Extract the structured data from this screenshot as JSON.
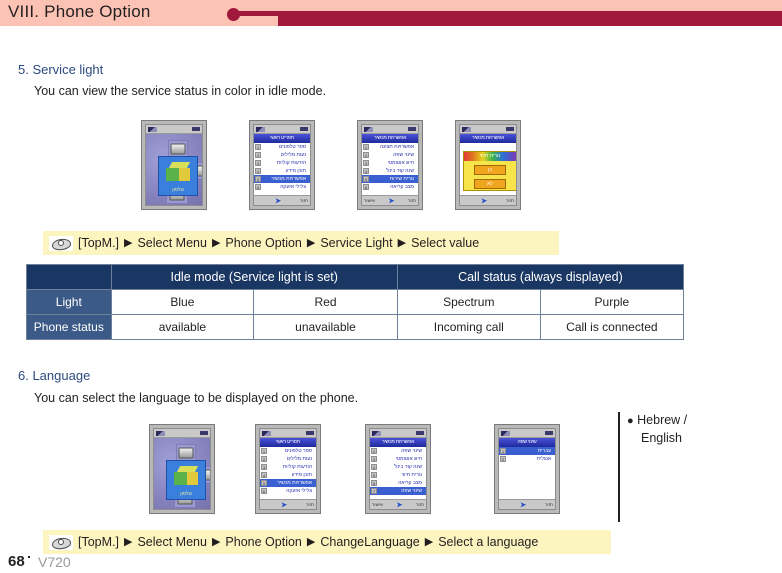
{
  "header": {
    "title": "VIII. Phone Option",
    "band_color": "#fcc3b4",
    "accent_color": "#a0183c"
  },
  "sections": [
    {
      "id": "service-light",
      "heading": "5. Service light",
      "description": "You can view the service status in color in idle mode."
    },
    {
      "id": "language",
      "heading": "6. Language",
      "description": "You can select the language to be displayed on the phone."
    }
  ],
  "phones_service_light": [
    {
      "type": "idle",
      "icon_label": "טלפון",
      "status_signal": "signal-icon",
      "status_battery": "battery-icon"
    },
    {
      "type": "menu",
      "title": "תפריט ראשי",
      "items": [
        {
          "num": "1",
          "text": "ספר טלפונים",
          "selected": false
        },
        {
          "num": "2",
          "text": "נעות מלילים",
          "selected": false
        },
        {
          "num": "3",
          "text": "הודעות קוליות",
          "selected": false
        },
        {
          "num": "4",
          "text": "תוכן מידע",
          "selected": false
        },
        {
          "num": "5",
          "text": "אפשרויות מכשיר",
          "selected": true
        },
        {
          "num": "6",
          "text": "צלילי אזעקה",
          "selected": false
        }
      ],
      "soft_left": "",
      "soft_right": "חזור"
    },
    {
      "type": "menu",
      "title": "אפשרויות מכשיר",
      "items": [
        {
          "num": "1",
          "text": "אפשרויות תצוגה",
          "selected": false
        },
        {
          "num": "2",
          "text": "שינוי שפה",
          "selected": false
        },
        {
          "num": "3",
          "text": "חיוג אוטומטי",
          "selected": false
        },
        {
          "num": "4",
          "text": "שנה קוד בינל'",
          "selected": false
        },
        {
          "num": "5",
          "text": "נורית שירות",
          "selected": true
        },
        {
          "num": "6",
          "text": "מצב קריאה",
          "selected": false
        }
      ],
      "soft_left": "אישור",
      "soft_right": "חזור"
    },
    {
      "type": "popup",
      "title": "אפשרויות מכשיר",
      "popup_title": "נורית חיווי",
      "buttons": [
        "כן",
        "לא"
      ],
      "soft_left": "",
      "soft_right": "חזור"
    }
  ],
  "nav_service_light": {
    "icon": "mouse-click-icon",
    "steps": [
      "[TopM.]",
      "Select Menu",
      "Phone Option",
      "Service Light",
      "Select value"
    ],
    "separator": "▶"
  },
  "table": {
    "group_headers": [
      {
        "label": "",
        "span": 1
      },
      {
        "label": "Idle mode (Service light is set)",
        "span": 2
      },
      {
        "label": "Call status (always displayed)",
        "span": 2
      }
    ],
    "rows": [
      {
        "label": "Light",
        "cells": [
          "Blue",
          "Red",
          "Spectrum",
          "Purple"
        ]
      },
      {
        "label": "Phone status",
        "cells": [
          "available",
          "unavailable",
          "Incoming call",
          "Call is connected"
        ]
      }
    ],
    "header_color": "#1a3663",
    "rowhdr_color": "#3c5a87"
  },
  "phones_language": [
    {
      "type": "idle",
      "icon_label": "טלפון"
    },
    {
      "type": "menu",
      "title": "תפריט ראשי",
      "items": [
        {
          "num": "1",
          "text": "ספר טלפונים",
          "selected": false
        },
        {
          "num": "2",
          "text": "נעות מלילים",
          "selected": false
        },
        {
          "num": "3",
          "text": "הודעות קוליות",
          "selected": false
        },
        {
          "num": "4",
          "text": "תוכן מידע",
          "selected": false
        },
        {
          "num": "5",
          "text": "אפשרויות מכשיר",
          "selected": true
        },
        {
          "num": "6",
          "text": "צלילי אזעקה",
          "selected": false
        }
      ],
      "soft_left": "",
      "soft_right": "חזור"
    },
    {
      "type": "menu",
      "title": "אפשרויות מכשיר",
      "items": [
        {
          "num": "2",
          "text": "שינוי שפה",
          "selected": false
        },
        {
          "num": "3",
          "text": "חיוג אוטומטי",
          "selected": false
        },
        {
          "num": "4",
          "text": "שנה קוד בינל'",
          "selected": false
        },
        {
          "num": "5",
          "text": "נורית חיווי",
          "selected": false
        },
        {
          "num": "6",
          "text": "מצב קריאה",
          "selected": false
        },
        {
          "num": "7",
          "text": "שינוי שפה",
          "selected": true
        }
      ],
      "soft_left": "אישור",
      "soft_right": "חזור"
    },
    {
      "type": "menu",
      "title": "שינוי שפה",
      "items": [
        {
          "num": "1",
          "text": "עברית",
          "selected": true
        },
        {
          "num": "2",
          "text": "אנגלית",
          "selected": false
        }
      ],
      "soft_left": "",
      "soft_right": "חזור"
    }
  ],
  "nav_language": {
    "icon": "mouse-click-icon",
    "steps": [
      "[TopM.]",
      "Select Menu",
      "Phone Option",
      "ChangeLanguage",
      "Select a language"
    ],
    "separator": "▶"
  },
  "note": {
    "bullet": "●",
    "line1": "Hebrew /",
    "line2": "English"
  },
  "footer": {
    "page": "68",
    "model": "V720"
  }
}
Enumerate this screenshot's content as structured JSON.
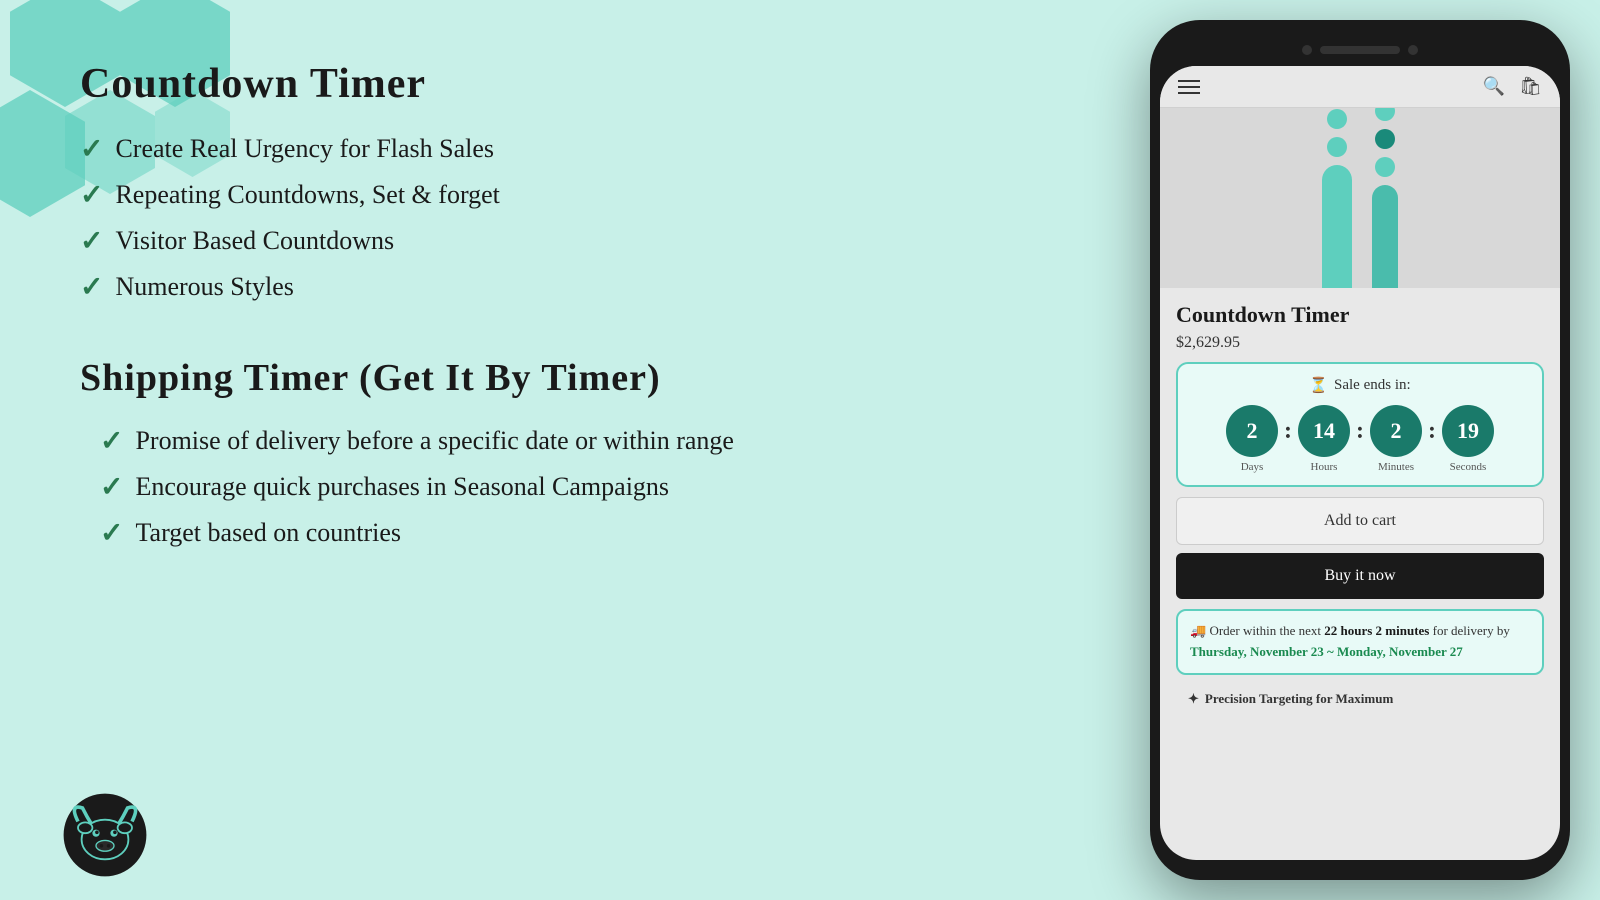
{
  "hexagons": {
    "count": 5
  },
  "left": {
    "section1": {
      "title": "Countdown Timer",
      "features": [
        "Create Real Urgency for Flash Sales",
        "Repeating Countdowns, Set & forget",
        "Visitor Based Countdowns",
        "Numerous Styles"
      ]
    },
    "section2": {
      "title": "Shipping Timer (Get It By Timer)",
      "features": [
        "Promise of delivery before a specific date or within range",
        "Encourage quick purchases in Seasonal Campaigns",
        "Target based on countries"
      ]
    }
  },
  "phone": {
    "product": {
      "name": "Countdown Timer",
      "price": "$2,629.95"
    },
    "countdown": {
      "header_icon": "⏳",
      "header_text": "Sale ends in:",
      "days": "2",
      "days_label": "Days",
      "hours": "14",
      "hours_label": "Hours",
      "minutes": "2",
      "minutes_label": "Minutes",
      "seconds": "19",
      "seconds_label": "Seconds"
    },
    "buttons": {
      "add_to_cart": "Add to cart",
      "buy_now": "Buy it now"
    },
    "shipping": {
      "truck_icon": "🚚",
      "text_start": "Order within the next ",
      "bold_time": "22 hours 2 minutes",
      "text_mid": " for delivery by ",
      "date_range": "Thursday, November 23 ~ Monday, November 27"
    },
    "precision": {
      "star_icon": "✦",
      "text": "Precision Targeting for Maximum"
    }
  },
  "colors": {
    "teal": "#5ecfbe",
    "dark_teal": "#1a7a6a",
    "green_text": "#1a8a50",
    "date_teal": "#0a7a6a",
    "bg": "#c8f0e8",
    "dark": "#1a1a1a"
  }
}
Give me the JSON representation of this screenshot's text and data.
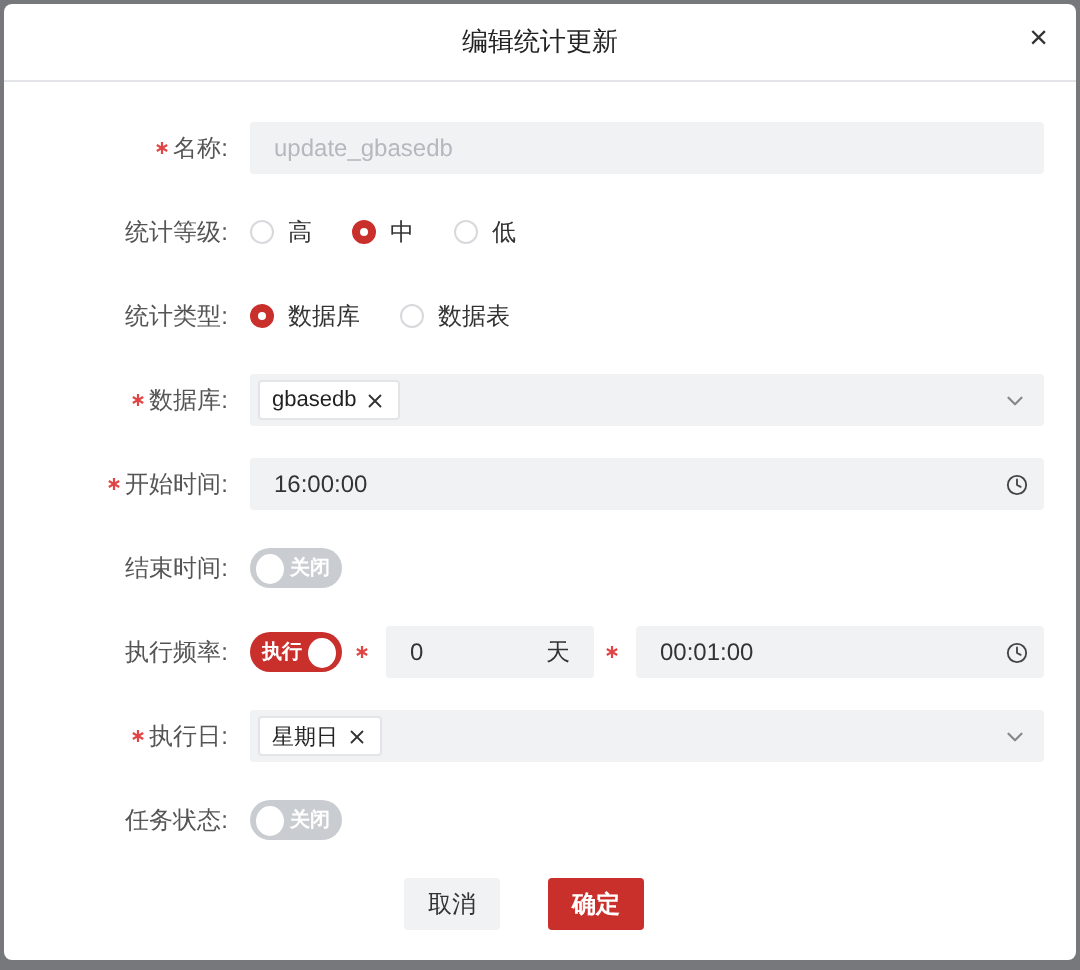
{
  "dialog": {
    "title": "编辑统计更新",
    "close": "×"
  },
  "fields": [
    {
      "kind": "text",
      "label": "名称:",
      "required": true,
      "value": "update_gbasedb",
      "disabled": true
    },
    {
      "kind": "radio",
      "label": "统计等级:",
      "required": false,
      "options": [
        {
          "label": "高",
          "selected": false
        },
        {
          "label": "中",
          "selected": true
        },
        {
          "label": "低",
          "selected": false
        }
      ]
    },
    {
      "kind": "radio",
      "label": "统计类型:",
      "required": false,
      "options": [
        {
          "label": "数据库",
          "selected": true
        },
        {
          "label": "数据表",
          "selected": false
        }
      ]
    },
    {
      "kind": "tags",
      "label": "数据库:",
      "required": true,
      "tags": [
        "gbasedb"
      ]
    },
    {
      "kind": "time",
      "label": "开始时间:",
      "required": true,
      "value": "16:00:00"
    },
    {
      "kind": "switch",
      "label": "结束时间:",
      "required": false,
      "on": false,
      "text": "关闭"
    },
    {
      "kind": "frequency",
      "label": "执行频率:",
      "required": false,
      "switch": {
        "on": true,
        "text": "执行"
      },
      "days": {
        "value": "0",
        "unit": "天",
        "required": true
      },
      "time": {
        "value": "00:01:00",
        "required": true
      }
    },
    {
      "kind": "tags",
      "label": "执行日:",
      "required": true,
      "tags": [
        "星期日"
      ]
    },
    {
      "kind": "switch",
      "label": "任务状态:",
      "required": false,
      "on": false,
      "text": "关闭"
    }
  ],
  "buttons": [
    {
      "label": "取消",
      "kind": "secondary"
    },
    {
      "label": "确定",
      "kind": "primary"
    }
  ]
}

◇ ◇ ◇ ◇ ◇

GOAL:
Extract every line containing the string "description" from the data above.

ANSWER TO THIS EXERCISE:
      "description": "You can view the service status in color in idle mode."
      "description": "You can select the language to be displayed on the phone."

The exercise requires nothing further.